[Records contained in a dataset]
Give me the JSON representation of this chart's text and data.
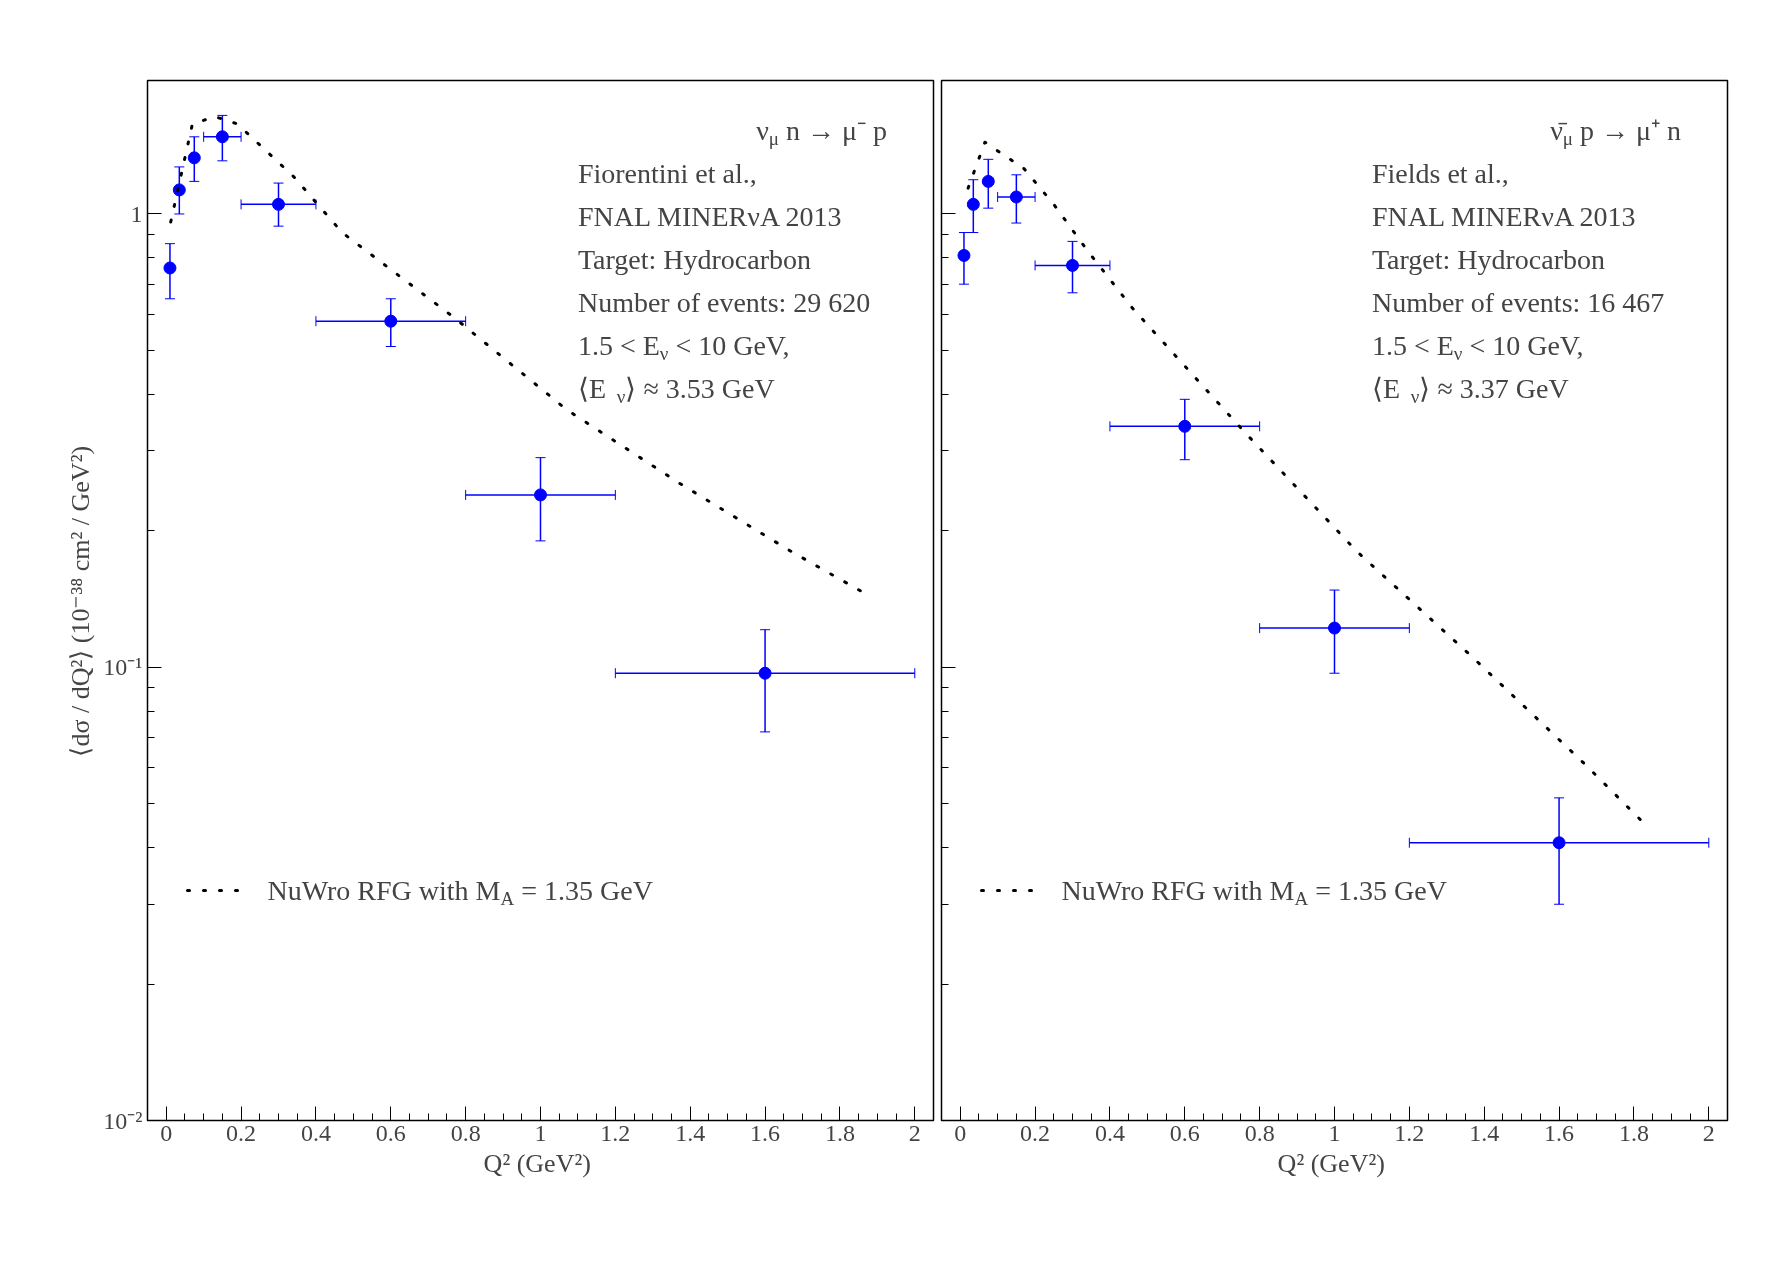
{
  "chart_data": [
    {
      "type": "scatter",
      "xlabel": "Q²  (GeV²)",
      "ylabel": "⟨dσ / dQ²⟩  (10⁻³⁸ cm² / GeV²)",
      "log": "y",
      "xlim": [
        -0.05,
        2.05
      ],
      "ylim": [
        0.01,
        1.97
      ],
      "xticks": [
        0,
        0.2,
        0.4,
        0.6,
        0.8,
        1,
        1.2,
        1.4,
        1.6,
        1.8,
        2
      ],
      "yticks": [
        {
          "value": 0.01,
          "label": "10⁻²"
        },
        {
          "value": 0.1,
          "label": "10⁻¹"
        },
        1
      ],
      "grid": false,
      "legend": "left",
      "marker": "circle",
      "annotations": [
        "ν$_{μ}$ n → μ⁻ p",
        "Fiorentini et al.,",
        "FNAL MINERνA 2013",
        "Target: Hydrocarbon",
        "Number of events: 29 620",
        "1.5 < E$_{ν}$ < 10 GeV,",
        "⟨E$_{ν}$⟩ ≈ 3.53 GeV"
      ],
      "series": [
        {
          "type": "scatter",
          "color": "#0000ff",
          "x": [
            0.01,
            0.035,
            0.075,
            0.15,
            0.3,
            0.6,
            1.0,
            1.6
          ],
          "values": [
            0.76,
            1.13,
            1.33,
            1.48,
            1.05,
            0.58,
            0.24,
            0.097
          ],
          "errors": [
            [
              0.65,
              0.86
            ],
            [
              1.0,
              1.27
            ],
            [
              1.18,
              1.48
            ],
            [
              1.31,
              1.65
            ],
            [
              0.94,
              1.17
            ],
            [
              0.51,
              0.65
            ],
            [
              0.19,
              0.29
            ],
            [
              0.072,
              0.121
            ]
          ],
          "xerrors": [
            null,
            null,
            null,
            [
              0.1,
              0.2
            ],
            [
              0.2,
              0.4
            ],
            [
              0.4,
              0.8
            ],
            [
              0.8,
              1.2
            ],
            [
              1.2,
              2.0
            ]
          ]
        },
        {
          "type": "line",
          "name": "NuWro RFG with M$_{A}$ = 1.35 GeV",
          "color": "#000000",
          "line_style": "dotted",
          "marker": "none",
          "x": [
            0.012,
            0.07,
            0.13,
            0.19,
            0.34,
            0.47,
            0.77,
            1.07,
            1.37,
            1.67,
            1.87
          ],
          "values": [
            0.96,
            1.58,
            1.64,
            1.58,
            1.21,
            0.91,
            0.59,
            0.37,
            0.255,
            0.18,
            0.145
          ]
        }
      ]
    },
    {
      "type": "scatter",
      "xlabel": "Q²  (GeV²)",
      "log": "y",
      "tick_labels": "x",
      "xlim": [
        -0.05,
        2.05
      ],
      "ylim": [
        0.01,
        1.97
      ],
      "xticks": [
        0,
        0.2,
        0.4,
        0.6,
        0.8,
        1,
        1.2,
        1.4,
        1.6,
        1.8,
        2
      ],
      "yticks": [
        {
          "value": 0.01,
          "label": null
        },
        {
          "value": 0.1,
          "label": null
        },
        {
          "value": 1,
          "label": null
        }
      ],
      "grid": false,
      "legend": "left",
      "marker": "circle",
      "annotations": [
        "ν̄$_{μ}$ p → μ⁺ n",
        "Fields et al.,",
        "FNAL MINERνA 2013",
        "Target: Hydrocarbon",
        "Number of events: 16 467",
        "1.5 < E$_{ν}$ < 10 GeV,",
        "⟨E$_{ν}$⟩ ≈ 3.37 GeV"
      ],
      "series": [
        {
          "type": "scatter",
          "color": "#0000ff",
          "x": [
            0.01,
            0.035,
            0.075,
            0.15,
            0.3,
            0.6,
            1.0,
            1.6
          ],
          "values": [
            0.81,
            1.05,
            1.18,
            1.09,
            0.77,
            0.34,
            0.122,
            0.041
          ],
          "errors": [
            [
              0.7,
              0.91
            ],
            [
              0.91,
              1.19
            ],
            [
              1.03,
              1.32
            ],
            [
              0.955,
              1.22
            ],
            [
              0.67,
              0.87
            ],
            [
              0.287,
              0.39
            ],
            [
              0.097,
              0.148
            ],
            [
              0.03,
              0.0515
            ]
          ],
          "xerrors": [
            null,
            null,
            null,
            [
              0.1,
              0.2
            ],
            [
              0.2,
              0.4
            ],
            [
              0.4,
              0.8
            ],
            [
              0.8,
              1.2
            ],
            [
              1.2,
              2.0
            ]
          ]
        },
        {
          "type": "line",
          "name": "NuWro RFG with M$_{A}$ = 1.35 GeV",
          "color": "#000000",
          "line_style": "dotted",
          "marker": "none",
          "x": [
            0.021,
            0.066,
            0.11,
            0.17,
            0.25,
            0.34,
            0.46,
            0.76,
            1.06,
            1.37,
            1.67,
            1.83
          ],
          "values": [
            1.14,
            1.44,
            1.36,
            1.26,
            1.05,
            0.83,
            0.62,
            0.33,
            0.18,
            0.105,
            0.061,
            0.045
          ]
        }
      ]
    }
  ]
}
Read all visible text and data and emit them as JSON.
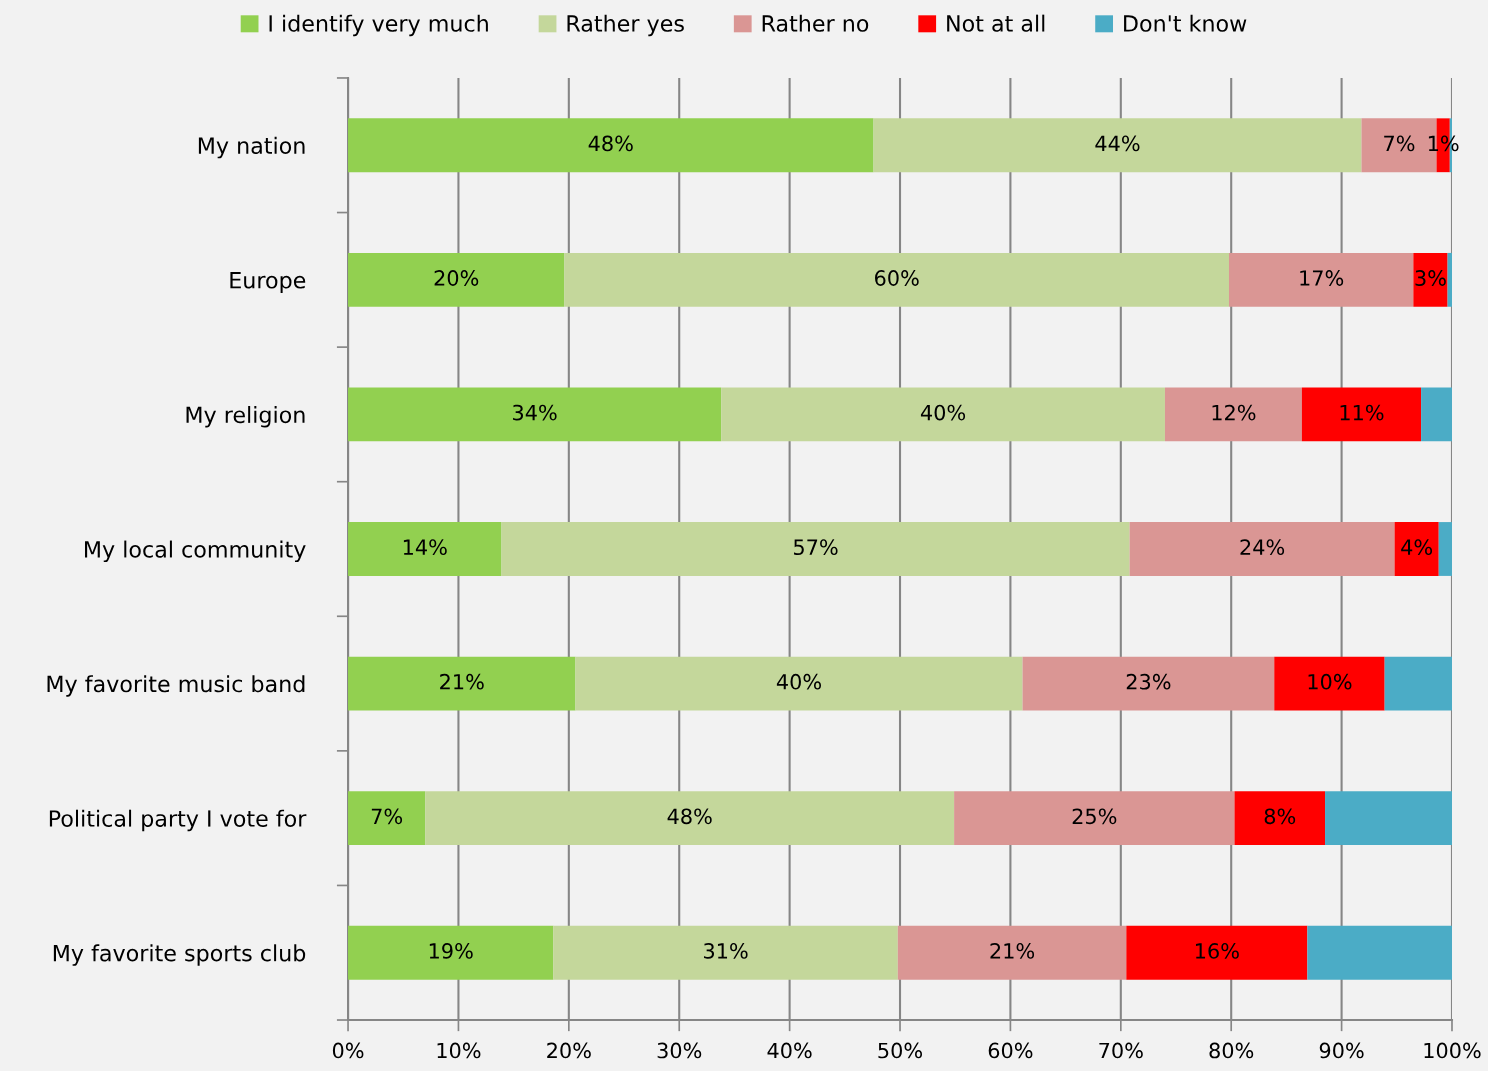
{
  "chart_data": {
    "type": "bar",
    "orientation": "horizontal",
    "stacked": true,
    "categories": [
      "My nation",
      "Europe",
      "My religion",
      "My local community",
      "My favorite music band",
      "Political party I vote for",
      "My favorite sports club"
    ],
    "series": [
      {
        "name": "I identify very much",
        "color": "#92d050",
        "values": [
          47.6,
          19.6,
          33.8,
          13.9,
          20.6,
          7.0,
          18.6
        ],
        "value_labels": [
          "48%",
          "20%",
          "34%",
          "14%",
          "21%",
          "7%",
          "19%"
        ]
      },
      {
        "name": "Rather yes",
        "color": "#c4d79b",
        "values": [
          44.2,
          60.2,
          40.2,
          56.9,
          40.5,
          47.9,
          31.2
        ],
        "value_labels": [
          "44%",
          "60%",
          "40%",
          "57%",
          "40%",
          "48%",
          "31%"
        ]
      },
      {
        "name": "Rather no",
        "color": "#da9694",
        "values": [
          6.8,
          16.7,
          12.4,
          24.0,
          22.8,
          25.4,
          20.7
        ],
        "value_labels": [
          "7%",
          "17%",
          "12%",
          "24%",
          "23%",
          "25%",
          "21%"
        ]
      },
      {
        "name": "Not at all",
        "color": "#ff0000",
        "values": [
          1.2,
          3.1,
          10.8,
          4.0,
          10.0,
          8.2,
          16.4
        ],
        "value_labels": [
          "1%",
          "3%",
          "11%",
          "4%",
          "10%",
          "8%",
          "16%"
        ]
      },
      {
        "name": "Don't know",
        "color": "#4bacc6",
        "values": [
          0.2,
          0.4,
          2.8,
          1.2,
          6.2,
          11.6,
          13.1
        ]
      }
    ],
    "xlim": [
      0,
      100
    ],
    "xticks": [
      {
        "value": 0,
        "label": "0%"
      },
      {
        "value": 10,
        "label": "10%"
      },
      {
        "value": 20,
        "label": "20%"
      },
      {
        "value": 30,
        "label": "30%"
      },
      {
        "value": 40,
        "label": "40%"
      },
      {
        "value": 50,
        "label": "50%"
      },
      {
        "value": 60,
        "label": "60%"
      },
      {
        "value": 70,
        "label": "70%"
      },
      {
        "value": 80,
        "label": "80%"
      },
      {
        "value": 90,
        "label": "90%"
      },
      {
        "value": 100,
        "label": "100%"
      }
    ],
    "grid": "x",
    "legend": "top"
  }
}
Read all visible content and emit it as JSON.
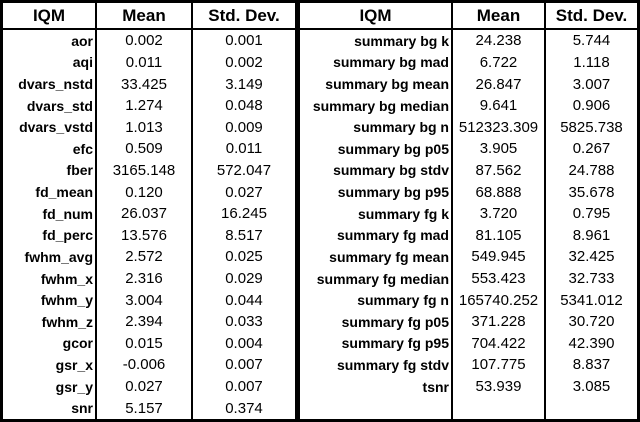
{
  "colors": {
    "border": "#000000",
    "text": "#000000",
    "background": "#ffffff"
  },
  "chart_data": [
    {
      "type": "table",
      "position": "left",
      "columns": [
        "IQM",
        "Mean",
        "Std. Dev."
      ],
      "rows": [
        [
          "aor",
          "0.002",
          "0.001"
        ],
        [
          "aqi",
          "0.011",
          "0.002"
        ],
        [
          "dvars_nstd",
          "33.425",
          "3.149"
        ],
        [
          "dvars_std",
          "1.274",
          "0.048"
        ],
        [
          "dvars_vstd",
          "1.013",
          "0.009"
        ],
        [
          "efc",
          "0.509",
          "0.011"
        ],
        [
          "fber",
          "3165.148",
          "572.047"
        ],
        [
          "fd_mean",
          "0.120",
          "0.027"
        ],
        [
          "fd_num",
          "26.037",
          "16.245"
        ],
        [
          "fd_perc",
          "13.576",
          "8.517"
        ],
        [
          "fwhm_avg",
          "2.572",
          "0.025"
        ],
        [
          "fwhm_x",
          "2.316",
          "0.029"
        ],
        [
          "fwhm_y",
          "3.004",
          "0.044"
        ],
        [
          "fwhm_z",
          "2.394",
          "0.033"
        ],
        [
          "gcor",
          "0.015",
          "0.004"
        ],
        [
          "gsr_x",
          "-0.006",
          "0.007"
        ],
        [
          "gsr_y",
          "0.027",
          "0.007"
        ],
        [
          "snr",
          "5.157",
          "0.374"
        ]
      ]
    },
    {
      "type": "table",
      "position": "right",
      "columns": [
        "IQM",
        "Mean",
        "Std. Dev."
      ],
      "rows": [
        [
          "summary bg k",
          "24.238",
          "5.744"
        ],
        [
          "summary bg mad",
          "6.722",
          "1.118"
        ],
        [
          "summary bg mean",
          "26.847",
          "3.007"
        ],
        [
          "summary bg median",
          "9.641",
          "0.906"
        ],
        [
          "summary bg n",
          "512323.309",
          "5825.738"
        ],
        [
          "summary bg p05",
          "3.905",
          "0.267"
        ],
        [
          "summary bg stdv",
          "87.562",
          "24.788"
        ],
        [
          "summary bg p95",
          "68.888",
          "35.678"
        ],
        [
          "summary fg k",
          "3.720",
          "0.795"
        ],
        [
          "summary fg mad",
          "81.105",
          "8.961"
        ],
        [
          "summary fg mean",
          "549.945",
          "32.425"
        ],
        [
          "summary fg median",
          "553.423",
          "32.733"
        ],
        [
          "summary fg n",
          "165740.252",
          "5341.012"
        ],
        [
          "summary fg p05",
          "371.228",
          "30.720"
        ],
        [
          "summary fg p95",
          "704.422",
          "42.390"
        ],
        [
          "summary fg stdv",
          "107.775",
          "8.837"
        ],
        [
          "tsnr",
          "53.939",
          "3.085"
        ],
        [
          "",
          "",
          ""
        ]
      ]
    }
  ]
}
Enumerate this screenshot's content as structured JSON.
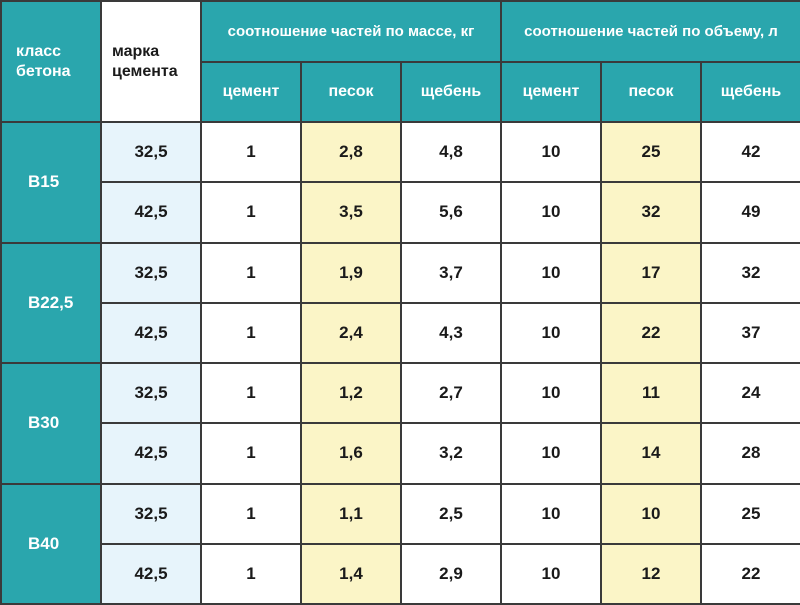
{
  "header": {
    "class_label": "класс бетона",
    "brand_label": "марка цемента",
    "mass_group": "соотношение частей по массе, кг",
    "volume_group": "соотношение частей по объему, л",
    "sub": [
      "цемент",
      "песок",
      "щебень",
      "цемент",
      "песок",
      "щебень"
    ]
  },
  "groups": [
    {
      "class": "B15",
      "rows": [
        {
          "brand": "32,5",
          "mass": [
            "1",
            "2,8",
            "4,8"
          ],
          "volume": [
            "10",
            "25",
            "42"
          ]
        },
        {
          "brand": "42,5",
          "mass": [
            "1",
            "3,5",
            "5,6"
          ],
          "volume": [
            "10",
            "32",
            "49"
          ]
        }
      ]
    },
    {
      "class": "B22,5",
      "rows": [
        {
          "brand": "32,5",
          "mass": [
            "1",
            "1,9",
            "3,7"
          ],
          "volume": [
            "10",
            "17",
            "32"
          ]
        },
        {
          "brand": "42,5",
          "mass": [
            "1",
            "2,4",
            "4,3"
          ],
          "volume": [
            "10",
            "22",
            "37"
          ]
        }
      ]
    },
    {
      "class": "B30",
      "rows": [
        {
          "brand": "32,5",
          "mass": [
            "1",
            "1,2",
            "2,7"
          ],
          "volume": [
            "10",
            "11",
            "24"
          ]
        },
        {
          "brand": "42,5",
          "mass": [
            "1",
            "1,6",
            "3,2"
          ],
          "volume": [
            "10",
            "14",
            "28"
          ]
        }
      ]
    },
    {
      "class": "B40",
      "rows": [
        {
          "brand": "32,5",
          "mass": [
            "1",
            "1,1",
            "2,5"
          ],
          "volume": [
            "10",
            "10",
            "25"
          ]
        },
        {
          "brand": "42,5",
          "mass": [
            "1",
            "1,4",
            "2,9"
          ],
          "volume": [
            "10",
            "12",
            "22"
          ]
        }
      ]
    }
  ],
  "colors": {
    "header_teal": "#2aa6ad",
    "brand_column": "#e7f4fb",
    "sand_column": "#fbf5c7"
  }
}
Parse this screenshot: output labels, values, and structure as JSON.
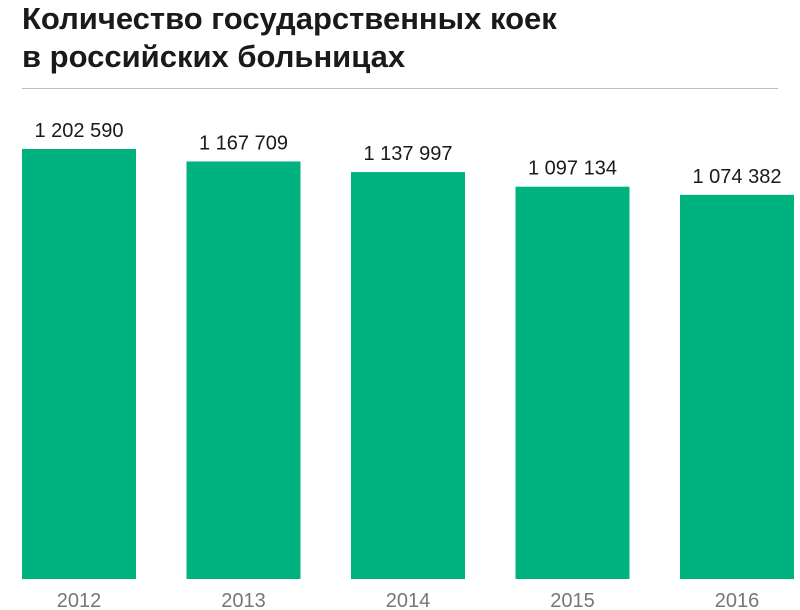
{
  "title_lines": [
    "Количество государственных коек",
    "в российских больницах"
  ],
  "colors": {
    "bar": "#00b27f",
    "value_text": "#1a1a1a",
    "axis_text": "#777777",
    "divider": "#bdbdbd"
  },
  "chart_data": {
    "type": "bar",
    "title": "Количество государственных коек в российских больницах",
    "categories": [
      "2012",
      "2013",
      "2014",
      "2015",
      "2016"
    ],
    "values": [
      1202590,
      1167709,
      1137997,
      1097134,
      1074382
    ],
    "value_labels": [
      "1 202 590",
      "1 167 709",
      "1 137 997",
      "1 097 134",
      "1 074 382"
    ],
    "xlabel": "",
    "ylabel": "",
    "ylim": [
      0,
      1202590
    ],
    "grid": false,
    "legend": "none"
  }
}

# OBJECTIVE
Copy out every line holding the string "name".

# EXPECTED OUTPUT
          "name": "NuWro RFG with M$_{A}$ = 1.35 GeV",
          "name": "NuWro RFG with M$_{A}$ = 1.35 GeV",
        "name": "I identify very much",
        "name": "Rather yes",
        "name": "Rather no",
        "name": "Not at all",
        "name": "Don't know",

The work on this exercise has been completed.